• _Text section_:
******
= Vitrasia Faustina =

Vitrasia Faustina (died 182 or 183 CE) was a noble Roman woman who lived in the 2nd century during the Roman Empire.

==Life==
Vitrasia was the daughter of Annia Fundania Faustina and the Roman Senator Titus Pomponius Proculus Vitrasius Pollio, consul II in 176. Her brother was Titus Fundanius Vitrasius Pollio. Through her maternal grandfather, Marcus Annius Libo, consul in 128, she was a distant relative to the ruling Nerva–Antonine dynasty of the Roman Empire. Vitrasia was born and raised in Rome.

Through inheritances Vitrasia became a very wealthy heiress and had moved to Cales in Campania. Due to her influence, status and connections, Vitrasia became a public benefactor and a prominent citizen of Cales. Through her wealth, Vitrasia paid for the construction or repair of the civic Temple of Magna Dea or the Great Mother.
******
Element boundary records:
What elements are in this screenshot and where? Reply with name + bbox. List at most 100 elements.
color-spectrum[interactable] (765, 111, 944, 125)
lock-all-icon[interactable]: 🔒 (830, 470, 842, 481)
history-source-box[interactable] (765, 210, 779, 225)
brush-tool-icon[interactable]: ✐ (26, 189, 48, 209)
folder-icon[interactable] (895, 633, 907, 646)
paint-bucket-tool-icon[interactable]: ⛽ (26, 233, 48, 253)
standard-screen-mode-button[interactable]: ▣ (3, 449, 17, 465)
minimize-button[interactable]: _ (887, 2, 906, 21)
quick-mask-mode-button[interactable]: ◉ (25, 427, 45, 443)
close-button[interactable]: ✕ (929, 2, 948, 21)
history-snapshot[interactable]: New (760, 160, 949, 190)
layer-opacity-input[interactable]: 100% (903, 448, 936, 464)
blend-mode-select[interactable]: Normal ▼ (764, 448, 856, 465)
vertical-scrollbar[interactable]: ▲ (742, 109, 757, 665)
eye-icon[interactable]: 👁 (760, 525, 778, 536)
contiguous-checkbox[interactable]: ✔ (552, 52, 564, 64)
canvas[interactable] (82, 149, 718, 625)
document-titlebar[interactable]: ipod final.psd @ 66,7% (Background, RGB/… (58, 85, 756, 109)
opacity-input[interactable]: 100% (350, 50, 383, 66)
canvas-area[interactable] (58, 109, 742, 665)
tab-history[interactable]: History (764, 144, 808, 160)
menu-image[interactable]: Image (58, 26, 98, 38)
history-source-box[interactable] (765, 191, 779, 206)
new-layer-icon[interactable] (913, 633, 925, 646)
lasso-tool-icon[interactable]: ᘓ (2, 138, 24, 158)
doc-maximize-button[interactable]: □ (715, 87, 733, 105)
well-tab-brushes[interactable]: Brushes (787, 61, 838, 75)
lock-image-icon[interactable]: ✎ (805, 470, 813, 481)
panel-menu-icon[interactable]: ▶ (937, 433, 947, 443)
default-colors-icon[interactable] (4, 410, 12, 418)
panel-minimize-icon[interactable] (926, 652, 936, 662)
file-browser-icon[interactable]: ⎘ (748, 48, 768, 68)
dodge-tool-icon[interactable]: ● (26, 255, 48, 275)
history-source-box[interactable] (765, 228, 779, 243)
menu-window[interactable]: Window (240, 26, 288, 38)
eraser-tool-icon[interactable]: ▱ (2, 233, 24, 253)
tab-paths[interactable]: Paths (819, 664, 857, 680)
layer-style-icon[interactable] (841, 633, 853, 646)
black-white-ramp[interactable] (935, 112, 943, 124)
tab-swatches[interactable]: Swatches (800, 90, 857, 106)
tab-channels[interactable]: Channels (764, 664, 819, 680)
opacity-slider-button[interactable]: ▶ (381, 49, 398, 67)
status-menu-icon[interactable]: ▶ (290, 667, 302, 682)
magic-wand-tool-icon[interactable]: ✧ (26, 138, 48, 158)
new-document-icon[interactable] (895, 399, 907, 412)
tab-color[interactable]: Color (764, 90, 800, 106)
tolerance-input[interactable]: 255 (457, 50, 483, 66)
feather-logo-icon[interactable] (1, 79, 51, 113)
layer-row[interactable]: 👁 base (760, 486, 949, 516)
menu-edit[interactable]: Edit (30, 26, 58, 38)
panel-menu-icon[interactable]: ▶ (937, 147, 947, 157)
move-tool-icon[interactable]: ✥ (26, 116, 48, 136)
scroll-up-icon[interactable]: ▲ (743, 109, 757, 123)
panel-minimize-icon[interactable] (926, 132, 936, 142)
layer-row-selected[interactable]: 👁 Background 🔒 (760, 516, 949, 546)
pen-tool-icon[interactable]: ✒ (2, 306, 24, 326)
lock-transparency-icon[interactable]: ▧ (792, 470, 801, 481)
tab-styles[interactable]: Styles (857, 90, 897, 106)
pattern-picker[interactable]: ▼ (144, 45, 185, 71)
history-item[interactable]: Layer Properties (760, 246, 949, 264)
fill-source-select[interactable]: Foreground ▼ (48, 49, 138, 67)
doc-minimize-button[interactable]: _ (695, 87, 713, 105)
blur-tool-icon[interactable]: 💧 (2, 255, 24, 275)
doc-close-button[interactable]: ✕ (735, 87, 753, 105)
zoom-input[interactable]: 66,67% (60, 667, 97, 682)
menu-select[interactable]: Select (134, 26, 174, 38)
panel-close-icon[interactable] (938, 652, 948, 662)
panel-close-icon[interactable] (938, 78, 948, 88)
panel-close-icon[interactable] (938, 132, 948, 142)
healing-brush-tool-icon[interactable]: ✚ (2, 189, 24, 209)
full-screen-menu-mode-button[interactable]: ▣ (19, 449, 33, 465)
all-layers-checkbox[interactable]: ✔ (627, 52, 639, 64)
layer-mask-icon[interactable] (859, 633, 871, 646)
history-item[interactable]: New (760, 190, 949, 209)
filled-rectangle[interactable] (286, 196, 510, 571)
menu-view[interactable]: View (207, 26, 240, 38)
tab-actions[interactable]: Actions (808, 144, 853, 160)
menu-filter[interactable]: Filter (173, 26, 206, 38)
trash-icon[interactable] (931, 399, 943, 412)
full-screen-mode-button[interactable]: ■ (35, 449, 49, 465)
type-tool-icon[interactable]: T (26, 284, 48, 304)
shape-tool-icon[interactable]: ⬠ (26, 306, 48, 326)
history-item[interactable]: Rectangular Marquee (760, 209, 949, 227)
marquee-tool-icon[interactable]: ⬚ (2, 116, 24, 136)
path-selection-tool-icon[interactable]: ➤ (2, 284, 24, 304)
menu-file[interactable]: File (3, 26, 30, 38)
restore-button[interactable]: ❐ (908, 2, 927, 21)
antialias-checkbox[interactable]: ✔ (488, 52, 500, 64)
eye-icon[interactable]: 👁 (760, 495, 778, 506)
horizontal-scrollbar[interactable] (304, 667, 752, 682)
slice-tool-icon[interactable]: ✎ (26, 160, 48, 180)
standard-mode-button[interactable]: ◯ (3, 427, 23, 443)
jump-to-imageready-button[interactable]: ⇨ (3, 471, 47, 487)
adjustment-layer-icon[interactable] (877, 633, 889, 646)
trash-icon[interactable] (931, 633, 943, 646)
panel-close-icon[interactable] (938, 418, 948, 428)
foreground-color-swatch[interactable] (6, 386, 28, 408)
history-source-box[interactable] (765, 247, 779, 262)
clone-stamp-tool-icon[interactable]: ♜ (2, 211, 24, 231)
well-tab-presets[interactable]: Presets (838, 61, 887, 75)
******
• _Brief A_:
Rewrite the paragraph of the Vitrasia Faustina text that begins "Through inheritances Vitrasia" as a brief list that keeps its main facts.
• _Brief B_:
Quote the records word for word, from their first line up to and including the line that contains "canvas-area[interactable] (58, 109, 742, 665)".

• _Complete answer A_:
- Vitrasia became a very wealthy heiress through inheritances and moved to Cales in Campania.
- Her influence, status and connections made her a public benefactor and a prominent citizen of Cales.
- She used her wealth to pay for the construction or repair of the civic Temple of Magna Dea, or the Great Mother.

• _Complete answer B_:
What elements are in this screenshot and where? Reply with name + bbox. List at most 100 elements.
color-spectrum[interactable] (765, 111, 944, 125)
lock-all-icon[interactable]: 🔒 (830, 470, 842, 481)
history-source-box[interactable] (765, 210, 779, 225)
brush-tool-icon[interactable]: ✐ (26, 189, 48, 209)
folder-icon[interactable] (895, 633, 907, 646)
paint-bucket-tool-icon[interactable]: ⛽ (26, 233, 48, 253)
standard-screen-mode-button[interactable]: ▣ (3, 449, 17, 465)
minimize-button[interactable]: _ (887, 2, 906, 21)
quick-mask-mode-button[interactable]: ◉ (25, 427, 45, 443)
close-button[interactable]: ✕ (929, 2, 948, 21)
history-snapshot[interactable]: New (760, 160, 949, 190)
layer-opacity-input[interactable]: 100% (903, 448, 936, 464)
blend-mode-select[interactable]: Normal ▼ (764, 448, 856, 465)
vertical-scrollbar[interactable]: ▲ (742, 109, 757, 665)
eye-icon[interactable]: 👁 (760, 525, 778, 536)
contiguous-checkbox[interactable]: ✔ (552, 52, 564, 64)
canvas[interactable] (82, 149, 718, 625)
document-titlebar[interactable]: ipod final.psd @ 66,7% (Background, RGB/… (58, 85, 756, 109)
opacity-input[interactable]: 100% (350, 50, 383, 66)
canvas-area[interactable] (58, 109, 742, 665)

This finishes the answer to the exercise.